» **Short problem**: Identify all lines below that hold "name" and collect them.

* Start Information supplied *

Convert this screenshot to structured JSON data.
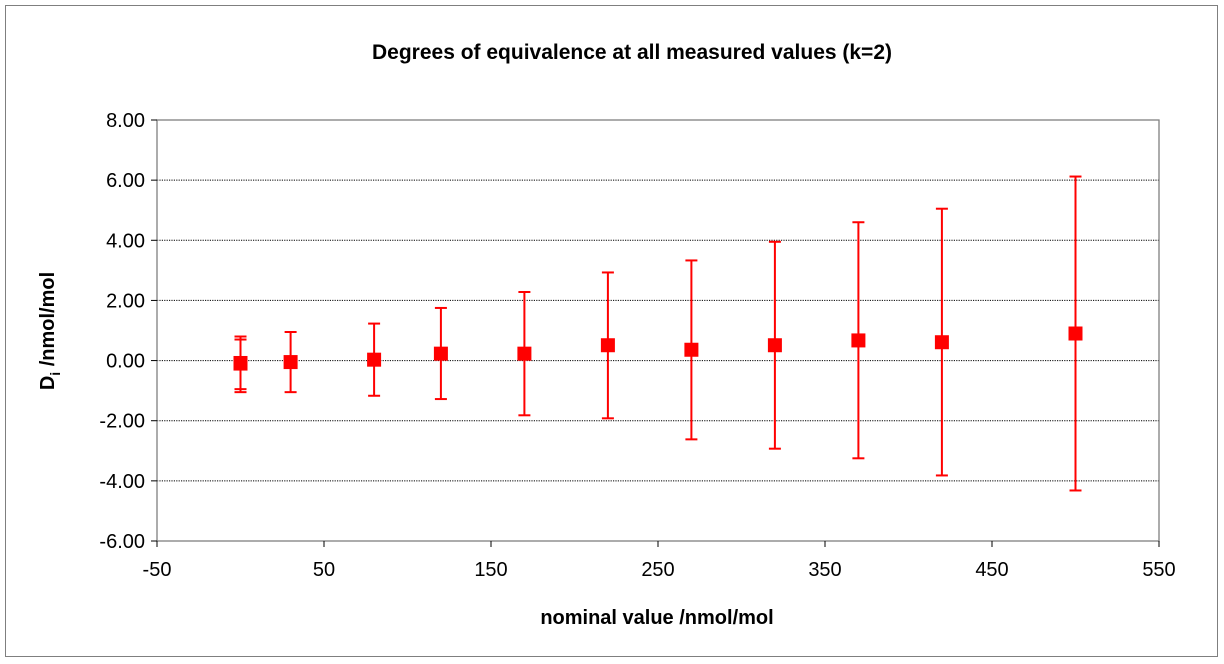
{
  "chart_data": {
    "type": "scatter",
    "title": "Degrees of equivalence at all measured values (k=2)",
    "xlabel": "nominal value /nmol/mol",
    "ylabel": {
      "main": "D",
      "subscript": "i",
      "unit": " /nmol/mol"
    },
    "xlim": [
      -50,
      550
    ],
    "ylim": [
      -6,
      8
    ],
    "x_ticks": [
      -50,
      50,
      150,
      250,
      350,
      450,
      550
    ],
    "y_ticks": [
      -6,
      -4,
      -2,
      0,
      2,
      4,
      6,
      8
    ],
    "x_tick_labels": [
      "-50",
      "50",
      "150",
      "250",
      "350",
      "450",
      "550"
    ],
    "y_tick_labels": [
      "-6.00",
      "-4.00",
      "-2.00",
      "0.00",
      "2.00",
      "4.00",
      "6.00",
      "8.00"
    ],
    "grid": {
      "horizontal": true,
      "vertical": false
    },
    "marker": "square",
    "color": "#ff0000",
    "points": [
      {
        "x": 0,
        "y": -0.1,
        "err_low": -1.05,
        "err_high": 0.8
      },
      {
        "x": 0,
        "y": -0.08,
        "err_low": -0.95,
        "err_high": 0.7
      },
      {
        "x": 30,
        "y": -0.05,
        "err_low": -1.05,
        "err_high": 0.95
      },
      {
        "x": 80,
        "y": 0.03,
        "err_low": -1.17,
        "err_high": 1.23
      },
      {
        "x": 120,
        "y": 0.23,
        "err_low": -1.28,
        "err_high": 1.75
      },
      {
        "x": 170,
        "y": 0.23,
        "err_low": -1.82,
        "err_high": 2.28
      },
      {
        "x": 220,
        "y": 0.51,
        "err_low": -1.92,
        "err_high": 2.93
      },
      {
        "x": 270,
        "y": 0.36,
        "err_low": -2.62,
        "err_high": 3.33
      },
      {
        "x": 320,
        "y": 0.51,
        "err_low": -2.93,
        "err_high": 3.95
      },
      {
        "x": 370,
        "y": 0.67,
        "err_low": -3.25,
        "err_high": 4.6
      },
      {
        "x": 420,
        "y": 0.61,
        "err_low": -3.82,
        "err_high": 5.05
      },
      {
        "x": 500,
        "y": 0.9,
        "err_low": -4.32,
        "err_high": 6.12
      }
    ]
  }
}
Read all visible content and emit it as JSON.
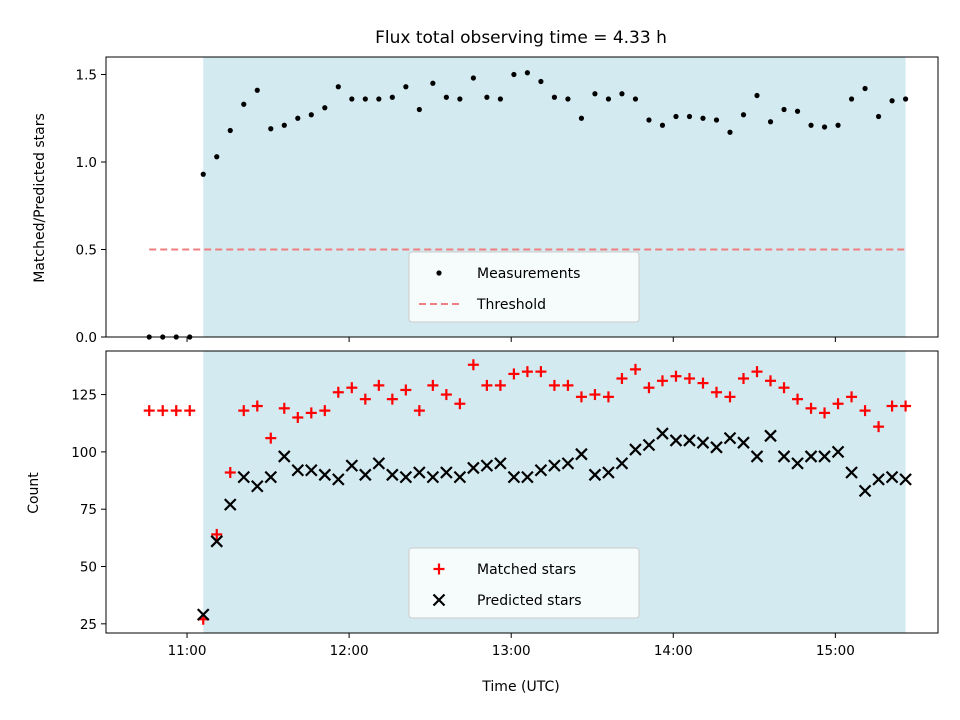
{
  "figure": {
    "title": "Flux total observing time = 4.33 h",
    "xlabel": "Time (UTC)"
  },
  "colors": {
    "span": "#d3eaf0",
    "threshold": "#ef7f7f",
    "matched": "#ff0000",
    "predicted": "#000000",
    "measurement": "#000000"
  },
  "chart_data": [
    {
      "type": "scatter",
      "panel": "top",
      "ylabel": "Matched/Predicted stars",
      "xlim": [
        "10:30",
        "15:38"
      ],
      "ylim": [
        0,
        1.6
      ],
      "xticks": [
        "11:00",
        "12:00",
        "13:00",
        "14:00",
        "15:00"
      ],
      "yticks": [
        "0.0",
        "0.5",
        "1.0",
        "1.5"
      ],
      "shaded_span": [
        "11:06",
        "15:26"
      ],
      "threshold": {
        "y": 0.5,
        "x_range": [
          "10:46",
          "15:26"
        ]
      },
      "legend": {
        "location": "lower center",
        "entries": [
          "Measurements",
          "Threshold"
        ]
      },
      "series": [
        {
          "name": "Measurements",
          "marker": "dot",
          "x": [
            "10:46",
            "10:51",
            "10:56",
            "11:01",
            "11:06",
            "11:11",
            "11:16",
            "11:21",
            "11:26",
            "11:31",
            "11:36",
            "11:41",
            "11:46",
            "11:51",
            "11:56",
            "12:01",
            "12:06",
            "12:11",
            "12:16",
            "12:21",
            "12:26",
            "12:31",
            "12:36",
            "12:41",
            "12:46",
            "12:51",
            "12:56",
            "13:01",
            "13:06",
            "13:11",
            "13:16",
            "13:21",
            "13:26",
            "13:31",
            "13:36",
            "13:41",
            "13:46",
            "13:51",
            "13:56",
            "14:01",
            "14:06",
            "14:11",
            "14:16",
            "14:21",
            "14:26",
            "14:31",
            "14:36",
            "14:41",
            "14:46",
            "14:51",
            "14:56",
            "15:01",
            "15:06",
            "15:11",
            "15:16",
            "15:21",
            "15:26"
          ],
          "y": [
            0,
            0,
            0,
            0,
            0.93,
            1.03,
            1.18,
            1.33,
            1.41,
            1.19,
            1.21,
            1.25,
            1.27,
            1.31,
            1.43,
            1.36,
            1.36,
            1.36,
            1.37,
            1.43,
            1.3,
            1.45,
            1.37,
            1.36,
            1.48,
            1.37,
            1.36,
            1.5,
            1.51,
            1.46,
            1.37,
            1.36,
            1.25,
            1.39,
            1.36,
            1.39,
            1.36,
            1.24,
            1.21,
            1.26,
            1.26,
            1.25,
            1.24,
            1.17,
            1.27,
            1.38,
            1.23,
            1.3,
            1.29,
            1.21,
            1.2,
            1.21,
            1.36,
            1.42,
            1.26,
            1.35,
            1.36
          ]
        }
      ]
    },
    {
      "type": "scatter",
      "panel": "bottom",
      "ylabel": "Count",
      "xlim": [
        "10:30",
        "15:38"
      ],
      "ylim": [
        21,
        144
      ],
      "xticks": [
        "11:00",
        "12:00",
        "13:00",
        "14:00",
        "15:00"
      ],
      "yticks": [
        "25",
        "50",
        "75",
        "100",
        "125"
      ],
      "shaded_span": [
        "11:06",
        "15:26"
      ],
      "legend": {
        "location": "lower center",
        "entries": [
          "Matched stars",
          "Predicted stars"
        ]
      },
      "series": [
        {
          "name": "Matched stars",
          "marker": "plus",
          "x": [
            "10:46",
            "10:51",
            "10:56",
            "11:01",
            "11:06",
            "11:11",
            "11:16",
            "11:21",
            "11:26",
            "11:31",
            "11:36",
            "11:41",
            "11:46",
            "11:51",
            "11:56",
            "12:01",
            "12:06",
            "12:11",
            "12:16",
            "12:21",
            "12:26",
            "12:31",
            "12:36",
            "12:41",
            "12:46",
            "12:51",
            "12:56",
            "13:01",
            "13:06",
            "13:11",
            "13:16",
            "13:21",
            "13:26",
            "13:31",
            "13:36",
            "13:41",
            "13:46",
            "13:51",
            "13:56",
            "14:01",
            "14:06",
            "14:11",
            "14:16",
            "14:21",
            "14:26",
            "14:31",
            "14:36",
            "14:41",
            "14:46",
            "14:51",
            "14:56",
            "15:01",
            "15:06",
            "15:11",
            "15:16",
            "15:21",
            "15:26"
          ],
          "y": [
            118,
            118,
            118,
            118,
            27,
            64,
            91,
            118,
            120,
            106,
            119,
            115,
            117,
            118,
            126,
            128,
            123,
            129,
            123,
            127,
            118,
            129,
            125,
            121,
            138,
            129,
            129,
            134,
            135,
            135,
            129,
            129,
            124,
            125,
            124,
            132,
            136,
            128,
            131,
            133,
            132,
            130,
            126,
            124,
            132,
            135,
            131,
            128,
            123,
            119,
            117,
            121,
            124,
            118,
            111,
            120,
            120
          ]
        },
        {
          "name": "Predicted stars",
          "marker": "x",
          "x": [
            "11:06",
            "11:11",
            "11:16",
            "11:21",
            "11:26",
            "11:31",
            "11:36",
            "11:41",
            "11:46",
            "11:51",
            "11:56",
            "12:01",
            "12:06",
            "12:11",
            "12:16",
            "12:21",
            "12:26",
            "12:31",
            "12:36",
            "12:41",
            "12:46",
            "12:51",
            "12:56",
            "13:01",
            "13:06",
            "13:11",
            "13:16",
            "13:21",
            "13:26",
            "13:31",
            "13:36",
            "13:41",
            "13:46",
            "13:51",
            "13:56",
            "14:01",
            "14:06",
            "14:11",
            "14:16",
            "14:21",
            "14:26",
            "14:31",
            "14:36",
            "14:41",
            "14:46",
            "14:51",
            "14:56",
            "15:01",
            "15:06",
            "15:11",
            "15:16",
            "15:21",
            "15:26"
          ],
          "y": [
            29,
            61,
            77,
            89,
            85,
            89,
            98,
            92,
            92,
            90,
            88,
            94,
            90,
            95,
            90,
            89,
            91,
            89,
            91,
            89,
            93,
            94,
            95,
            89,
            89,
            92,
            94,
            95,
            99,
            90,
            91,
            95,
            101,
            103,
            108,
            105,
            105,
            104,
            102,
            106,
            104,
            98,
            107,
            98,
            95,
            98,
            98,
            100,
            91,
            83,
            88,
            89,
            88
          ]
        }
      ]
    }
  ]
}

* End Information supplied *

» **Solution for this task**:
          "name": "Measurements",
          "name": "Matched stars",
          "name": "Predicted stars",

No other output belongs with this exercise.